Short problem :: List each line holding the string "mutu".

Raw records
»»

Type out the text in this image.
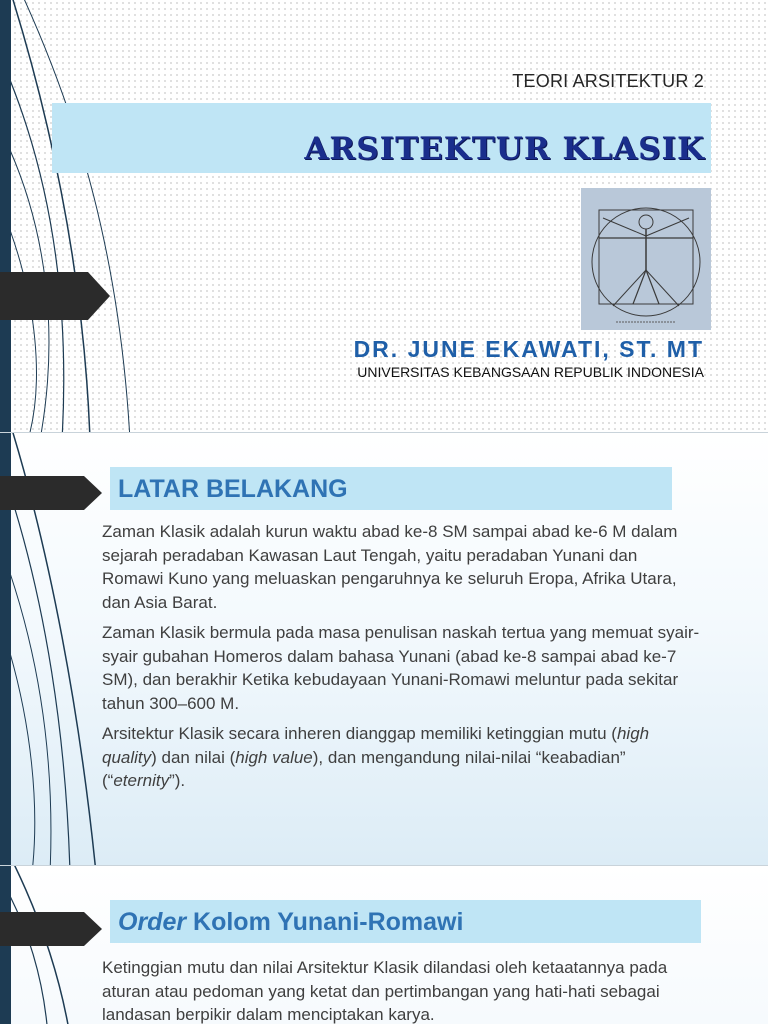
TEORI ARSITEKTUR 2
ARSITEKTUR KLASIK
DR. JUNE EKAWATI, ST. MT
UNIVERSITAS KEBANGSAAN REPUBLIK INDONESIA
LATAR BELAKANG

Zaman Klasik adalah kurun waktu abad ke-8 SM sampai abad ke-6 M dalam sejarah peradaban Kawasan Laut Tengah, yaitu peradaban Yunani dan Romawi Kuno yang meluaskan pengaruhnya ke seluruh Eropa, Afrika Utara, dan Asia Barat.

Zaman Klasik bermula pada masa penulisan naskah tertua yang memuat syair-syair gubahan Homeros dalam bahasa Yunani (abad ke-8 sampai abad ke-7 SM), dan berakhir Ketika kebudayaan Yunani-Romawi meluntur pada sekitar tahun 300–600 M.

Arsitektur Klasik secara inheren dianggap memiliki ketinggian mutu (high quality) dan nilai (high value), dan mengandung nilai-nilai “keabadian” (“eternity”).

Order Kolom Yunani-Romawi
Ketinggian mutu dan nilai Arsitektur Klasik dilandasi oleh ketaatannya pada aturan atau pedoman yang ketat dan pertimbangan yang hati-hati sebagai landasan berpikir dalam menciptakan karya.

««

Solution to the exercise ::
Arsitektur Klasik secara inheren dianggap memiliki ketinggian mutu (high quality) dan nilai (high value), dan mengandung nilai-nilai “keabadian” (“eternity”).
Ketinggian mutu dan nilai Arsitektur Klasik dilandasi oleh ketaatannya pada aturan atau pedoman yang ketat dan pertimbangan yang hati-hati sebagai landasan berpikir dalam menciptakan karya.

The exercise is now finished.